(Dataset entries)
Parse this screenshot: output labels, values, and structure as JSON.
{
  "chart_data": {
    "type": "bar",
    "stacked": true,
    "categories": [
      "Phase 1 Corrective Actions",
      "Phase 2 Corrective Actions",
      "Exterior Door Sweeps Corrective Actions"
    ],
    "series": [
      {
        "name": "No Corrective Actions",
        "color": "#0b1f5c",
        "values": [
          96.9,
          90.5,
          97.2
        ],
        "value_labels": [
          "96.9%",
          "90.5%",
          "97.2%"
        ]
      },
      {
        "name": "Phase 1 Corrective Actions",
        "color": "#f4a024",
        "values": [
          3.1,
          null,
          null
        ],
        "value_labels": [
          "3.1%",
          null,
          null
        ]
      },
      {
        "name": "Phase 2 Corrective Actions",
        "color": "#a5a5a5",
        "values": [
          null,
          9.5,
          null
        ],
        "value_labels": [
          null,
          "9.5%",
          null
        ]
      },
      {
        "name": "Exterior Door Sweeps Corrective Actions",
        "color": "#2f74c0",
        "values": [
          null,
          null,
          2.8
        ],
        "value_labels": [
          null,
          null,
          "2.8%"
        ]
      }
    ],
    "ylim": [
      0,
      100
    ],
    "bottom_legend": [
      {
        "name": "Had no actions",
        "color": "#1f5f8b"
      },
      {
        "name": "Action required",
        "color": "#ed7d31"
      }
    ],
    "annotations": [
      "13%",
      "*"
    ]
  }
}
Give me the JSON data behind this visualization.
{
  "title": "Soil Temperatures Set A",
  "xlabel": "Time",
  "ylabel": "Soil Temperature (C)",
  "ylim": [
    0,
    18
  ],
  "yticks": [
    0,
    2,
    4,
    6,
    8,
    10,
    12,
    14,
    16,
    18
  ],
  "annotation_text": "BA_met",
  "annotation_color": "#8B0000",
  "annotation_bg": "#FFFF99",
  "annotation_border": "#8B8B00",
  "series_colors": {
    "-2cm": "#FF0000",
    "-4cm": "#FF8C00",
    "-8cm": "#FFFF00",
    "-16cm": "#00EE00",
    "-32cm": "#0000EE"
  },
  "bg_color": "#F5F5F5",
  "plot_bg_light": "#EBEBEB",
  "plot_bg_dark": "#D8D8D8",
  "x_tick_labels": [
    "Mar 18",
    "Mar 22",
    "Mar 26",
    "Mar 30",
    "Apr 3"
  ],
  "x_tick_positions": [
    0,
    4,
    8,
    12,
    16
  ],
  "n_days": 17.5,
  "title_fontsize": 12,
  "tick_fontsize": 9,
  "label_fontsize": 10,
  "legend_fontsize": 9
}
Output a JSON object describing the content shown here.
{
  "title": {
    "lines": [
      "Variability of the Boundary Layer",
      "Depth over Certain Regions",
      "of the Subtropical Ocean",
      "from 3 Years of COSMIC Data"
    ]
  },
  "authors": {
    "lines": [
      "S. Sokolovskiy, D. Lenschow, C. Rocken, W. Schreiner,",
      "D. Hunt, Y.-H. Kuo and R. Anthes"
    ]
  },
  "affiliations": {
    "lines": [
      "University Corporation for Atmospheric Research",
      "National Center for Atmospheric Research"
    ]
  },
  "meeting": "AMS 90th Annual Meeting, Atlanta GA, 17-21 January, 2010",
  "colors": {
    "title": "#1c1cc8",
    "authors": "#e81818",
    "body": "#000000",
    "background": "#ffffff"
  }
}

Do this
Please repeat all the records above exactly as they appear.

Problem solution
Parse this screenshot: output labels, values, and structure as JSON.
{
  "chart_data": {
    "type": "bar",
    "stacked": true,
    "categories": [
      "Phase 1 Corrective Actions",
      "Phase 2 Corrective Actions",
      "Exterior Door Sweeps Corrective Actions"
    ],
    "series": [
      {
        "name": "No Corrective Actions",
        "color": "#0b1f5c",
        "values": [
          96.9,
          90.5,
          97.2
        ],
        "value_labels": [
          "96.9%",
          "90.5%",
          "97.2%"
        ]
      },
      {
        "name": "Phase 1 Corrective Actions",
        "color": "#f4a024",
        "values": [
          3.1,
          null,
          null
        ],
        "value_labels": [
          "3.1%",
          null,
          null
        ]
      },
      {
        "name": "Phase 2 Corrective Actions",
        "color": "#a5a5a5",
        "values": [
          null,
          9.5,
          null
        ],
        "value_labels": [
          null,
          "9.5%",
          null
        ]
      },
      {
        "name": "Exterior Door Sweeps Corrective Actions",
        "color": "#2f74c0",
        "values": [
          null,
          null,
          2.8
        ],
        "value_labels": [
          null,
          null,
          "2.8%"
        ]
      }
    ],
    "ylim": [
      0,
      100
    ],
    "bottom_legend": [
      {
        "name": "Had no actions",
        "color": "#1f5f8b"
      },
      {
        "name": "Action required",
        "color": "#ed7d31"
      }
    ],
    "annotations": [
      "13%",
      "*"
    ]
  }
}
Give me the JSON data behind this visualization.
{
  "title": "Soil Temperatures Set A",
  "xlabel": "Time",
  "ylabel": "Soil Temperature (C)",
  "ylim": [
    0,
    18
  ],
  "yticks": [
    0,
    2,
    4,
    6,
    8,
    10,
    12,
    14,
    16,
    18
  ],
  "annotation_text": "BA_met",
  "annotation_color": "#8B0000",
  "annotation_bg": "#FFFF99",
  "annotation_border": "#8B8B00",
  "series_colors": {
    "-2cm": "#FF0000",
    "-4cm": "#FF8C00",
    "-8cm": "#FFFF00",
    "-16cm": "#00EE00",
    "-32cm": "#0000EE"
  },
  "bg_color": "#F5F5F5",
  "plot_bg_light": "#EBEBEB",
  "plot_bg_dark": "#D8D8D8",
  "x_tick_labels": [
    "Mar 18",
    "Mar 22",
    "Mar 26",
    "Mar 30",
    "Apr 3"
  ],
  "x_tick_positions": [
    0,
    4,
    8,
    12,
    16
  ],
  "n_days": 17.5,
  "title_fontsize": 12,
  "tick_fontsize": 9,
  "label_fontsize": 10,
  "legend_fontsize": 9
}
Output a JSON object describing the content shown here.
{
  "title": {
    "lines": [
      "Variability of the Boundary Layer",
      "Depth over Certain Regions",
      "of the Subtropical Ocean",
      "from 3 Years of COSMIC Data"
    ]
  },
  "authors": {
    "lines": [
      "S. Sokolovskiy, D. Lenschow, C. Rocken, W. Schreiner,",
      "D. Hunt, Y.-H. Kuo and R. Anthes"
    ]
  },
  "affiliations": {
    "lines": [
      "University Corporation for Atmospheric Research",
      "National Center for Atmospheric Research"
    ]
  },
  "meeting": "AMS 90th Annual Meeting, Atlanta GA, 17-21 January, 2010",
  "colors": {
    "title": "#1c1cc8",
    "authors": "#e81818",
    "body": "#000000",
    "background": "#ffffff"
  }
}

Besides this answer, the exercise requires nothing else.